Aim
Show every line containing "soften" by copying it.

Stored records

+ + + + +

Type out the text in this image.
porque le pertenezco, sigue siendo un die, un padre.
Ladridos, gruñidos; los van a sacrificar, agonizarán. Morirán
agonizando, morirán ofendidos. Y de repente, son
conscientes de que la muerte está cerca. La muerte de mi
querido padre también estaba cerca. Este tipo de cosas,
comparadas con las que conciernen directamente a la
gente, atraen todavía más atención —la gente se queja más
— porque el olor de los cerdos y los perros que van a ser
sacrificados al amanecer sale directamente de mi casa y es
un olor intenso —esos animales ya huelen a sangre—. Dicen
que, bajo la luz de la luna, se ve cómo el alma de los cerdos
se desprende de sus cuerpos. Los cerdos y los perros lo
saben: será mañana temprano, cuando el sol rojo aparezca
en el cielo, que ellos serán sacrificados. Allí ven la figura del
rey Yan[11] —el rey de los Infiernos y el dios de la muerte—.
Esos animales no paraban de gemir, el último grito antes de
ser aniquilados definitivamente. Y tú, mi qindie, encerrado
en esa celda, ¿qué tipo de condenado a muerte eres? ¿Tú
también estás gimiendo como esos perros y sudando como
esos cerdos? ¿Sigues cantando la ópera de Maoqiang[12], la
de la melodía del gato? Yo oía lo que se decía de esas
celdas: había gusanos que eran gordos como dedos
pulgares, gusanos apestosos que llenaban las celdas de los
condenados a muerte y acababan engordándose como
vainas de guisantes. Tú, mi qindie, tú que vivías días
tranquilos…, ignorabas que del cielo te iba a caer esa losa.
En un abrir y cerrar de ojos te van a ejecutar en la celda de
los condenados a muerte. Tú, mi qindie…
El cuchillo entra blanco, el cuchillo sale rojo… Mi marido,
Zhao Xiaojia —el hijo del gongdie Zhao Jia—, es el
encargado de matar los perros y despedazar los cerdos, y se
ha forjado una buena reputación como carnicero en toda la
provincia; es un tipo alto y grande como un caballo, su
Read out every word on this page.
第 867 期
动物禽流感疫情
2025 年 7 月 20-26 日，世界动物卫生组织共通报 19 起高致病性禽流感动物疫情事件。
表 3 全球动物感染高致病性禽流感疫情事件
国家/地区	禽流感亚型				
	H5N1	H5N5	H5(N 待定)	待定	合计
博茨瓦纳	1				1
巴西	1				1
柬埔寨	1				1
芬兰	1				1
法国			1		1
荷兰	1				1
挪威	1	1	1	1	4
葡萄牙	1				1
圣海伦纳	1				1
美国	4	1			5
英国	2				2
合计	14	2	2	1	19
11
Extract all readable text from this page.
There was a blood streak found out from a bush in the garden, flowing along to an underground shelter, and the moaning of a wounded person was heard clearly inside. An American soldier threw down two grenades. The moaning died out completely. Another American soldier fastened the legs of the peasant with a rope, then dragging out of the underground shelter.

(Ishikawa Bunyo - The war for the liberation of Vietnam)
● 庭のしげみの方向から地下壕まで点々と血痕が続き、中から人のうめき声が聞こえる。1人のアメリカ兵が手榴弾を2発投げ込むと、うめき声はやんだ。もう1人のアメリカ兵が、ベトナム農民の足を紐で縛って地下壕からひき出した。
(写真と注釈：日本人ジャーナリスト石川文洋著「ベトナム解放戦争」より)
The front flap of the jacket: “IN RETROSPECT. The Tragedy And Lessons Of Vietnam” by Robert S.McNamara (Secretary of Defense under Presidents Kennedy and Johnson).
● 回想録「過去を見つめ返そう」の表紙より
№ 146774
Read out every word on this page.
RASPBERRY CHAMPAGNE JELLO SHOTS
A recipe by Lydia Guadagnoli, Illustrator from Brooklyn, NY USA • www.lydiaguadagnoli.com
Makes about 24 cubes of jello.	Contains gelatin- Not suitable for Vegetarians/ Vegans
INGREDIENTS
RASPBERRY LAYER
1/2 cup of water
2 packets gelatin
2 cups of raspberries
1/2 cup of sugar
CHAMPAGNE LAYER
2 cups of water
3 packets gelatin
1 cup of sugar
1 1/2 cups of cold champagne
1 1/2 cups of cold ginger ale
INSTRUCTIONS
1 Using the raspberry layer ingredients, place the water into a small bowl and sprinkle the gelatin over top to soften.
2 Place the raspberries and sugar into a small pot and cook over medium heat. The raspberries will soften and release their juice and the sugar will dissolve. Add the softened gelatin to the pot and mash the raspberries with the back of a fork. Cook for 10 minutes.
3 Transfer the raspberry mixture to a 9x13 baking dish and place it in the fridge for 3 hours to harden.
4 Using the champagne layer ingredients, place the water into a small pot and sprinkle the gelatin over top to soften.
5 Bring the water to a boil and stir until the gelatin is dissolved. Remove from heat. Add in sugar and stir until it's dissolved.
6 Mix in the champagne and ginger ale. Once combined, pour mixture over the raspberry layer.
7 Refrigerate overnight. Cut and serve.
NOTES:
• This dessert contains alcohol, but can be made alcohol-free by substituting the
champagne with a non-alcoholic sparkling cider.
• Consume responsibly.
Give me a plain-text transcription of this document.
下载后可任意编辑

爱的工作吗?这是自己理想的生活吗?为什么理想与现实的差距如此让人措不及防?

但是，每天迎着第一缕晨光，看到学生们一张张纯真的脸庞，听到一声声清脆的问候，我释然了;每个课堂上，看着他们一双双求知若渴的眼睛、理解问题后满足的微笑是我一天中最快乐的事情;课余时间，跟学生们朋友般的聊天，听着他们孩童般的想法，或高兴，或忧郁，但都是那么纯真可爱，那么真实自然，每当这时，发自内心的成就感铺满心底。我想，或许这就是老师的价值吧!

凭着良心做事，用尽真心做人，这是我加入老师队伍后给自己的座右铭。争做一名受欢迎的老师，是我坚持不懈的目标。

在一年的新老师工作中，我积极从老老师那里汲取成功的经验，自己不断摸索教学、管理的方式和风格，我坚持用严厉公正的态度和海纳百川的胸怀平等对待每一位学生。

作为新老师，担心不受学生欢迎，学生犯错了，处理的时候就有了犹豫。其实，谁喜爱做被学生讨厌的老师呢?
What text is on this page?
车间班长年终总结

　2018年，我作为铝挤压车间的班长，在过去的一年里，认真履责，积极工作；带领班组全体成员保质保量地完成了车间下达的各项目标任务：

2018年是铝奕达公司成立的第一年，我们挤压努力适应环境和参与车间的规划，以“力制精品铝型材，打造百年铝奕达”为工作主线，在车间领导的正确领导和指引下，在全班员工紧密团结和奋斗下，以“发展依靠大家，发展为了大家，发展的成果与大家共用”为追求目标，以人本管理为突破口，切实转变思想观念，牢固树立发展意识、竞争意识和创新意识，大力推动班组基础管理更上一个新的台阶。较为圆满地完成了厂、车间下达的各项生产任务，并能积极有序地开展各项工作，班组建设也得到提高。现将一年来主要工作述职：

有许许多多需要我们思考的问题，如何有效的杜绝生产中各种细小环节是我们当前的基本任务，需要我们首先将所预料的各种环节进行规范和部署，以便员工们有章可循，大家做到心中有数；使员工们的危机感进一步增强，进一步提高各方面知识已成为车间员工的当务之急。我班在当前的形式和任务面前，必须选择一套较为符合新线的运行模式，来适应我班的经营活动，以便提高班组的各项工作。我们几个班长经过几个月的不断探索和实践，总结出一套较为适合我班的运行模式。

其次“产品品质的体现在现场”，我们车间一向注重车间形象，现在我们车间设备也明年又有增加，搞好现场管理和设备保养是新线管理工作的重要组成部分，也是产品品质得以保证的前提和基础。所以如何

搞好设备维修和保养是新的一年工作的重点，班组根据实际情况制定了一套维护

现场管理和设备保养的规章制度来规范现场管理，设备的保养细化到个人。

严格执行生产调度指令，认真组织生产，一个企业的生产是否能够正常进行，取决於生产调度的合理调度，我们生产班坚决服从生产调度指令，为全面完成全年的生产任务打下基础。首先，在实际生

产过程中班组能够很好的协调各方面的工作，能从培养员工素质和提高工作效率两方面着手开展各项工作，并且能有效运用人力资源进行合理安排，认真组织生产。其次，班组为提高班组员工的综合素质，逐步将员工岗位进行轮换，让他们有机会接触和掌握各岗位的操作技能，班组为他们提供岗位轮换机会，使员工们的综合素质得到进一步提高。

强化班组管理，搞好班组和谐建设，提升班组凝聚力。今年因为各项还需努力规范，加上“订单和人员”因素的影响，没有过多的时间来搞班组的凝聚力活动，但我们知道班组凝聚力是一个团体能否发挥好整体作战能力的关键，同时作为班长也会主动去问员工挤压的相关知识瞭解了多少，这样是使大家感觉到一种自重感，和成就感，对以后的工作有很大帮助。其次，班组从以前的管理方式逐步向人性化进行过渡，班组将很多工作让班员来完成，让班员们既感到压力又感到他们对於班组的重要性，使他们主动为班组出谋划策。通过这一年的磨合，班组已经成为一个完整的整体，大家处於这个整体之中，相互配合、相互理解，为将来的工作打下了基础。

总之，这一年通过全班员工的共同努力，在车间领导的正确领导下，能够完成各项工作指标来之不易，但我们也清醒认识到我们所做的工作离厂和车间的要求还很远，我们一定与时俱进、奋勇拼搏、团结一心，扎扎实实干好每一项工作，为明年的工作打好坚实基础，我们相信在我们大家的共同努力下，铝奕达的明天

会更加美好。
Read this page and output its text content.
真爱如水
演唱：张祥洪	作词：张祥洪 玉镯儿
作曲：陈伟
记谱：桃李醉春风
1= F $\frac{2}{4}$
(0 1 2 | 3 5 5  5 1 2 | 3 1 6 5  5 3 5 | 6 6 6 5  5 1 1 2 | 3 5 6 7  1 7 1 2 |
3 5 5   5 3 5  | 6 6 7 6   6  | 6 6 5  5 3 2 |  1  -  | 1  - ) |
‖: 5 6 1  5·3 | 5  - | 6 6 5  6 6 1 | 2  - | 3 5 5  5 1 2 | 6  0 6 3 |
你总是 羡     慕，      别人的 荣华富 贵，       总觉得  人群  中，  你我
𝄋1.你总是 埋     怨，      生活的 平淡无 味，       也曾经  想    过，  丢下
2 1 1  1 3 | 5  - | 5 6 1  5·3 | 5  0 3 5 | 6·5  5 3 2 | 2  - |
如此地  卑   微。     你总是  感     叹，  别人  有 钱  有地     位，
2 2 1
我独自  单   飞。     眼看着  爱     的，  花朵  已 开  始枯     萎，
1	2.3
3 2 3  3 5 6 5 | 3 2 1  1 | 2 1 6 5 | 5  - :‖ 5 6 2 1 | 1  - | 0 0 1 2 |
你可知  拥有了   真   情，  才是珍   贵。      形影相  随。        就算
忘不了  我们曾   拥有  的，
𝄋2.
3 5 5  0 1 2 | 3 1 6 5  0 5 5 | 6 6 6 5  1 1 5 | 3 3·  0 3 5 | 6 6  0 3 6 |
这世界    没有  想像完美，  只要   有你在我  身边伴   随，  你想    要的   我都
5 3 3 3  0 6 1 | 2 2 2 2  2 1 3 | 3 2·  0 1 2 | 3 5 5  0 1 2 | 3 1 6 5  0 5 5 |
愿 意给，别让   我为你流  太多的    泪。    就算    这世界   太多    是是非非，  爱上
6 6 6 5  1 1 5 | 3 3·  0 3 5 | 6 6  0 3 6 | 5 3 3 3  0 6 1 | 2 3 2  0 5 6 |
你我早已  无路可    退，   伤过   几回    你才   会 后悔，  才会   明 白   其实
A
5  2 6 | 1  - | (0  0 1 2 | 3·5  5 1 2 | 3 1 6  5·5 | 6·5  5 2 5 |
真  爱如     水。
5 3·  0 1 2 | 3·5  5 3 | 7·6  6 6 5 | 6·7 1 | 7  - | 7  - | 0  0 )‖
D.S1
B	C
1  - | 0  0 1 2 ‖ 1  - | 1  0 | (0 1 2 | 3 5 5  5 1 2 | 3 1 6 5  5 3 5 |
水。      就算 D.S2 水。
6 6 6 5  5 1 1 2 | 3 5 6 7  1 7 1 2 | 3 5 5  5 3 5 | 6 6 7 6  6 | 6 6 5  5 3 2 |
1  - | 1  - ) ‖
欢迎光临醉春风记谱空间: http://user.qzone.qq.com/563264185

+ + + + +

Response to the task
1 Using the raspberry layer ingredients, place the water into a small bowl and sprinkle the gelatin over top to soften.
2 Place the raspberries and sugar into a small pot and cook over medium heat. The raspberries will soften and release their juice and the sugar will dissolve. Add the softened gelatin to the pot and mash the raspberries with the back of a fork. Cook for 10 minutes.
4 Using the champagne layer ingredients, place the water into a small pot and sprinkle the gelatin over top to soften.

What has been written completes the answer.